■ **What is required**:
Go through the material below and copy each line where the word "hint" appears.

(Rows from a dataset)
________________________

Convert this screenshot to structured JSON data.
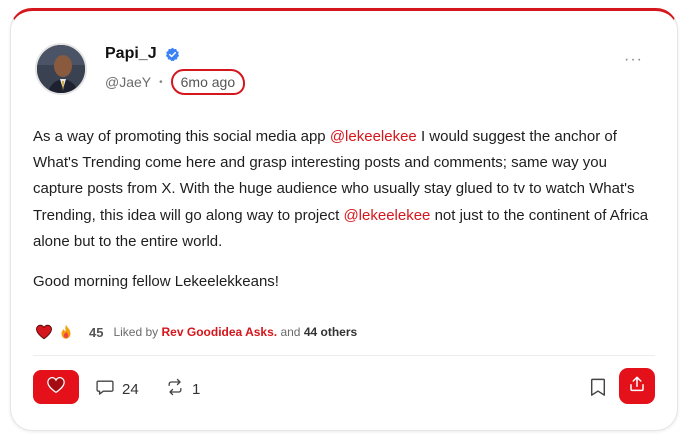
{
  "author": {
    "name": "Papi_J",
    "handle": "@JaeY",
    "separator": "•",
    "time_ago": "6mo ago",
    "more_label": "···"
  },
  "post": {
    "segments": [
      {
        "text": "As a way of promoting this social media app ",
        "mention": false
      },
      {
        "text": "@lekeelekee",
        "mention": true
      },
      {
        "text": " I would suggest the anchor of What's Trending come here and grasp interesting posts and comments; same way you capture posts from X. With the huge audience who usually stay glued to tv to watch What's Trending, this idea will go along way to project ",
        "mention": false
      },
      {
        "text": "@lekeelekee",
        "mention": true
      },
      {
        "text": " not just to the continent of Africa alone but to the entire world.",
        "mention": false
      }
    ],
    "greeting": "Good morning fellow Lekeelekkeans!"
  },
  "reactions": {
    "icons": [
      "heart-eyes-emoji",
      "fire-emoji"
    ],
    "count": "45",
    "liked_by_prefix": "Liked by",
    "liked_by_name": "Rev Goodidea Asks.",
    "liked_by_and": "and",
    "liked_by_others": "44 others"
  },
  "actions": {
    "comments_count": "24",
    "reposts_count": "1"
  },
  "colors": {
    "accent": "#e4111b",
    "mention": "#d5161c"
  }
}
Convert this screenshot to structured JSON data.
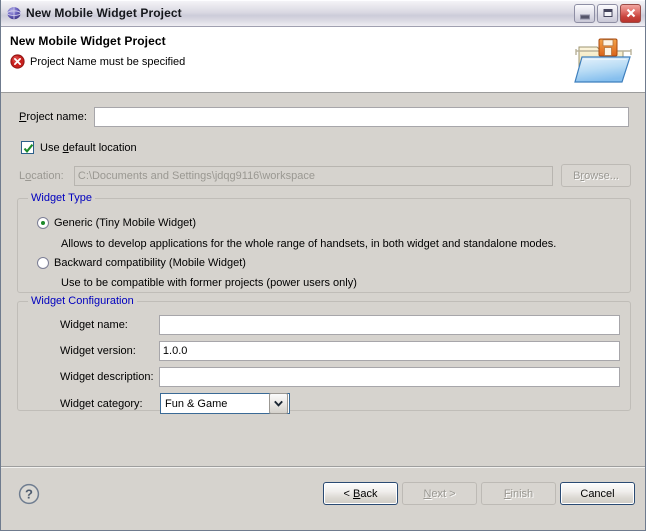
{
  "window": {
    "title": "New Mobile Widget Project",
    "icon": "globe-icon",
    "minimize_label": "Minimize",
    "maximize_label": "Maximize",
    "close_label": "Close"
  },
  "header": {
    "title": "New Mobile Widget Project",
    "error_icon": "error-circle-icon",
    "error_message": "Project Name must be specified",
    "graphic": "folder-with-save-disk-icon"
  },
  "form": {
    "project_name": {
      "label_pre": "P",
      "label_post": "roject name:",
      "value": "",
      "placeholder": ""
    },
    "use_default_location": {
      "label_pre": "Use ",
      "label_mn": "d",
      "label_post": "efault location",
      "checked": true,
      "check_icon": "checkmark-icon"
    },
    "location": {
      "label_pre": "L",
      "label_mn": "o",
      "label_post": "cation:",
      "value": "C:\\Documents and Settings\\jdqg9116\\workspace",
      "enabled": false
    },
    "browse_button": {
      "label_pre": "B",
      "label_mn": "r",
      "label_post": "owse...",
      "enabled": false
    }
  },
  "widget_type": {
    "legend": "Widget Type",
    "options": [
      {
        "label": "Generic (Tiny Mobile Widget)",
        "selected": true,
        "hint": "Allows to develop applications for the whole range of handsets, in both widget and standalone modes."
      },
      {
        "label": "Backward compatibility (Mobile Widget)",
        "selected": false,
        "hint": "Use to be compatible with former projects (power users only)"
      }
    ]
  },
  "widget_configuration": {
    "legend": "Widget Configuration",
    "fields": [
      {
        "label": "Widget name:",
        "value": "",
        "type": "text"
      },
      {
        "label": "Widget version:",
        "value": "1.0.0",
        "type": "text"
      },
      {
        "label": "Widget description:",
        "value": "",
        "type": "text"
      }
    ],
    "category": {
      "label": "Widget category:",
      "value": "Fun & Game",
      "dropdown_icon": "chevron-down-icon"
    }
  },
  "footer": {
    "help_icon": "help-question-icon",
    "buttons": [
      {
        "name": "back",
        "label_pre": "< ",
        "label_mn": "B",
        "label_post": "ack",
        "enabled": true,
        "is_default": true
      },
      {
        "name": "next",
        "label_pre": "",
        "label_mn": "N",
        "label_post": "ext >",
        "enabled": false,
        "is_default": false
      },
      {
        "name": "finish",
        "label_pre": "",
        "label_mn": "F",
        "label_post": "inish",
        "enabled": false,
        "is_default": false
      },
      {
        "name": "cancel",
        "label_pre": "",
        "label_mn": "",
        "label_post": "Cancel",
        "enabled": true,
        "is_default": true
      }
    ]
  },
  "colors": {
    "group_legend": "#0000bf",
    "dialog_bg": "#d6d3ce",
    "error_red": "#c8201e",
    "radio_green": "#1d8a2b"
  }
}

________________________

■ **The completed task**:
        "hint": "Allows to develop applications for the whole range of handsets, in both widget and standalone modes."
        "hint": "Use to be compatible with former projects (power users only)"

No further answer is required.